* start *
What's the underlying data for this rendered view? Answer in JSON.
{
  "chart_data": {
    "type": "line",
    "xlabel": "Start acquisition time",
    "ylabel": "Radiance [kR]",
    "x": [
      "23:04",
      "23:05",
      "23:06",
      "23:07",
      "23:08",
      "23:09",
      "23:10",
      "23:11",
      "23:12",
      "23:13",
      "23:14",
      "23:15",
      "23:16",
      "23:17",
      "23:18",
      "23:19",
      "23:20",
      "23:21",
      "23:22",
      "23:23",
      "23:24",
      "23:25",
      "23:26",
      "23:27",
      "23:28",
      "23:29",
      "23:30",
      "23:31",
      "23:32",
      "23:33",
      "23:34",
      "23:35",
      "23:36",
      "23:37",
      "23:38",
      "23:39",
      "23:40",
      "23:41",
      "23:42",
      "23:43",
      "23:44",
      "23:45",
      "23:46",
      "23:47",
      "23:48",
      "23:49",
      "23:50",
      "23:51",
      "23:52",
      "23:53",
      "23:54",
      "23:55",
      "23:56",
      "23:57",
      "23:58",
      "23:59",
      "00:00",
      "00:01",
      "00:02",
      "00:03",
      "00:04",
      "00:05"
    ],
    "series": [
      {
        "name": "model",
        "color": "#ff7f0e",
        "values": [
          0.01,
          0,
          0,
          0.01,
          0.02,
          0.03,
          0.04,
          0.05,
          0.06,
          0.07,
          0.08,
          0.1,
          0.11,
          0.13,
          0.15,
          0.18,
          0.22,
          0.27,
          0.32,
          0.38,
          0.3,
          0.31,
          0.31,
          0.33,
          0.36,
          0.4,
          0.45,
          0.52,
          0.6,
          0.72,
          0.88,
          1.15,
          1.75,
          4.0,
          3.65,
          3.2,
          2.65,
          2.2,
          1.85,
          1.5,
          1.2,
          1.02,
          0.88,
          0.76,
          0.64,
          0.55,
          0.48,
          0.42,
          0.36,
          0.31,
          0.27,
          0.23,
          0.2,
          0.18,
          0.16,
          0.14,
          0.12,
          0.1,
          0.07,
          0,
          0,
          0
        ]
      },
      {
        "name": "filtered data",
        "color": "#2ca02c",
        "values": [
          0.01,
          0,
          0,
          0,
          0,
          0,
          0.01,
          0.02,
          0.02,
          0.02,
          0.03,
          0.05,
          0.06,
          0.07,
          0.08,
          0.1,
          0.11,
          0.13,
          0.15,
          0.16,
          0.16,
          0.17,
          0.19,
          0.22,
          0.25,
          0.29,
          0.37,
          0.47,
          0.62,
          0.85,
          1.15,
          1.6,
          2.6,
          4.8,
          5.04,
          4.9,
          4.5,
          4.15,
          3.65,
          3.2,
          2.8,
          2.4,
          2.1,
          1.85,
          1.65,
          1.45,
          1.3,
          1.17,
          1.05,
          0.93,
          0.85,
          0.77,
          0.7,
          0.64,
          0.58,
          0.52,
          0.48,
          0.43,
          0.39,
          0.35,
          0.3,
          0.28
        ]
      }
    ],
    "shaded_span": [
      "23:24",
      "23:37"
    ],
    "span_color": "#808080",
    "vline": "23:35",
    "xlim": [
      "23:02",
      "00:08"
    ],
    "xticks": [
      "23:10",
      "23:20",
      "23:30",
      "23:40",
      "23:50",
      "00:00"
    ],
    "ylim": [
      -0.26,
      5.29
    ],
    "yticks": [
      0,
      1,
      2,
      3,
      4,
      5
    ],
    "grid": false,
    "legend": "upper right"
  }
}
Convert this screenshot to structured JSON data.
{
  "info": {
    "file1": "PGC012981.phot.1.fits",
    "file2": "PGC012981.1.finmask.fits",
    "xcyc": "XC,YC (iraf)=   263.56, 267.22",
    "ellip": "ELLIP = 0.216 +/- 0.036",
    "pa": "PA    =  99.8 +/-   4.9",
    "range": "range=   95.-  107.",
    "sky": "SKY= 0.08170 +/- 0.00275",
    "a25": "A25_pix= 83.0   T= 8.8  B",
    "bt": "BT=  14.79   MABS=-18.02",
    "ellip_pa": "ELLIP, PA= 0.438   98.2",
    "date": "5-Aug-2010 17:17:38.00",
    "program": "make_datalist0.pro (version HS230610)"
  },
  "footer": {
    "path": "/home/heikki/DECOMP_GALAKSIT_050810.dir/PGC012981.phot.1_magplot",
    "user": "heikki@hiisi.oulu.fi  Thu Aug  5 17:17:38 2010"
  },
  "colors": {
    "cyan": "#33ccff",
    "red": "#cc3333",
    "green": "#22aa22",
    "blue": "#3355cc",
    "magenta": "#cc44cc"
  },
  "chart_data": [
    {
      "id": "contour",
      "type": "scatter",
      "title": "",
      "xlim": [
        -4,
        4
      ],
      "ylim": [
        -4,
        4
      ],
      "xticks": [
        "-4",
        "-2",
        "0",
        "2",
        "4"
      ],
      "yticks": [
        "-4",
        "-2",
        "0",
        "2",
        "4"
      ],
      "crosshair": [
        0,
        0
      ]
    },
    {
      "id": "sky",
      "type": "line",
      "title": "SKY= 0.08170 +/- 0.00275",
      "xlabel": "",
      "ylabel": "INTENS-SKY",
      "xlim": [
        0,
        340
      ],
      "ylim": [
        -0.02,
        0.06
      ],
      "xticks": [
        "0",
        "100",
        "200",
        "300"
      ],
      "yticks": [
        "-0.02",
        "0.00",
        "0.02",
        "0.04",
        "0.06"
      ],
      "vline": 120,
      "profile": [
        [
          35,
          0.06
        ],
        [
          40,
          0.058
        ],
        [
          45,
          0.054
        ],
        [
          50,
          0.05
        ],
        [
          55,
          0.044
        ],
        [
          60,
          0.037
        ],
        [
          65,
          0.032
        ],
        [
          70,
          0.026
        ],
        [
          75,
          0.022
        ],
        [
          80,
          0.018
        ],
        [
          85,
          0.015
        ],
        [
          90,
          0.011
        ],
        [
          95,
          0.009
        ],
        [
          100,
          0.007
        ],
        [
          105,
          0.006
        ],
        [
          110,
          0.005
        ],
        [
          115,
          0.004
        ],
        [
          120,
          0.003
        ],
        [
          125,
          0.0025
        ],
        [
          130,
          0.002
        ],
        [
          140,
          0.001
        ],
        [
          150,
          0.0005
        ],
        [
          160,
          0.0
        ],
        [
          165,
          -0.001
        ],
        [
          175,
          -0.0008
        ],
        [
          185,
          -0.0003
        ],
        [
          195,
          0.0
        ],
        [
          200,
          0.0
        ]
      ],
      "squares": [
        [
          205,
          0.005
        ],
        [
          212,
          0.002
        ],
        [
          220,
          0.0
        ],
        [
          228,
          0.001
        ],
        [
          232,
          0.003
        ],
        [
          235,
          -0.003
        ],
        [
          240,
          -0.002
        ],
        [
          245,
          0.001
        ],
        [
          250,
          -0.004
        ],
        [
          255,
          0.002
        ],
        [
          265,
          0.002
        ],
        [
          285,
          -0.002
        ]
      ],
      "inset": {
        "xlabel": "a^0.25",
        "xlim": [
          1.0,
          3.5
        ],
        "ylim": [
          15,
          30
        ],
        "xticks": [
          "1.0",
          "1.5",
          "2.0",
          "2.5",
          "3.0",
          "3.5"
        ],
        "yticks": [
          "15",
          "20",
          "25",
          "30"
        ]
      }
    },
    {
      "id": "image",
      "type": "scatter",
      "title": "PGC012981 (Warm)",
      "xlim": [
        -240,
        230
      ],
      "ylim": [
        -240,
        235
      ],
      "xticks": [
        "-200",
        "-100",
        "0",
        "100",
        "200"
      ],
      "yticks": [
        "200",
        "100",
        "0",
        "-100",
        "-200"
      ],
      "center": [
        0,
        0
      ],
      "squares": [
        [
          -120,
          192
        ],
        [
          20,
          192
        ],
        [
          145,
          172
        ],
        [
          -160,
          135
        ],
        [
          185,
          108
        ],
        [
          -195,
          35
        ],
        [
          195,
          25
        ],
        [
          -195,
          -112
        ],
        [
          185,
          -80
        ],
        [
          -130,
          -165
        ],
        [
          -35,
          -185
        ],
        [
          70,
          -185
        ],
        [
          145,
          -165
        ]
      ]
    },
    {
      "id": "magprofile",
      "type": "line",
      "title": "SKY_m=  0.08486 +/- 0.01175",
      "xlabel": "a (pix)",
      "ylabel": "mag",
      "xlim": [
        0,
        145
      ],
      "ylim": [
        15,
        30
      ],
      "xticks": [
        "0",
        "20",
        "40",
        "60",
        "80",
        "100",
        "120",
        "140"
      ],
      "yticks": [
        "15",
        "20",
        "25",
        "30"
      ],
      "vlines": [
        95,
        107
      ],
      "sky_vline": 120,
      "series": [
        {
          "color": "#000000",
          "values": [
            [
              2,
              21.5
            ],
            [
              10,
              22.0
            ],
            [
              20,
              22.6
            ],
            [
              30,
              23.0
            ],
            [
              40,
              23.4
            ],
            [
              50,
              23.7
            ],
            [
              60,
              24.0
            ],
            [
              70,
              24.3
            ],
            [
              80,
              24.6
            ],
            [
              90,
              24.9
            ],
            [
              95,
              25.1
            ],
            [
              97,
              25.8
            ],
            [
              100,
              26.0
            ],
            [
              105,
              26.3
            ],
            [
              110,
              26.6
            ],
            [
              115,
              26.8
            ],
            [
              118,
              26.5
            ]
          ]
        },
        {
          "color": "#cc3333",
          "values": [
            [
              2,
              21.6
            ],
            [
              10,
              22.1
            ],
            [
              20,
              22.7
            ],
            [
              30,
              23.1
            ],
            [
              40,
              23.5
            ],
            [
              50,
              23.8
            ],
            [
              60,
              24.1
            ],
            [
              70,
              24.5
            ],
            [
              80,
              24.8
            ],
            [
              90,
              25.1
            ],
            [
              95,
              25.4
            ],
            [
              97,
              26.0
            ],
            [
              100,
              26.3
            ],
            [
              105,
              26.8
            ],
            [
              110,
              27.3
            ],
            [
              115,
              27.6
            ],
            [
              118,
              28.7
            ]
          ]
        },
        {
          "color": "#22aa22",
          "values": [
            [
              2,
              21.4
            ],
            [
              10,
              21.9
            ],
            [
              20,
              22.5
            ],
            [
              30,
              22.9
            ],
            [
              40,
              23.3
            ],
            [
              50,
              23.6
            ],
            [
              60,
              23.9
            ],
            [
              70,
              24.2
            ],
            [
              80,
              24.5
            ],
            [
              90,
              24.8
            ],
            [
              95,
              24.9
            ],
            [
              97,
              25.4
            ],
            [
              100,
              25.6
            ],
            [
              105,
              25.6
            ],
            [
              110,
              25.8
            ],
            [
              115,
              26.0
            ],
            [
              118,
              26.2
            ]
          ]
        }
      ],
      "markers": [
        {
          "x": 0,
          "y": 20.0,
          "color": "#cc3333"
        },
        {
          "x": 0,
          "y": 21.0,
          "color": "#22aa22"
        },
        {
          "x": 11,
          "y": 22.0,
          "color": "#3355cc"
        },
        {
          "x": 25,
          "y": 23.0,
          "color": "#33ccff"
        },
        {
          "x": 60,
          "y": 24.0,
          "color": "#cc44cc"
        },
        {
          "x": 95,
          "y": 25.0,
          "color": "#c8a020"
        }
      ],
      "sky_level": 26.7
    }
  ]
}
* end *
▸ **CHALLENGE**:
Return all lines containing "ylabel".

▸ **EXPECTED ANSWER**:
    "ylabel": "Radiance [kR]",
      "ylabel": "INTENS-SKY",
      "ylabel": "mag",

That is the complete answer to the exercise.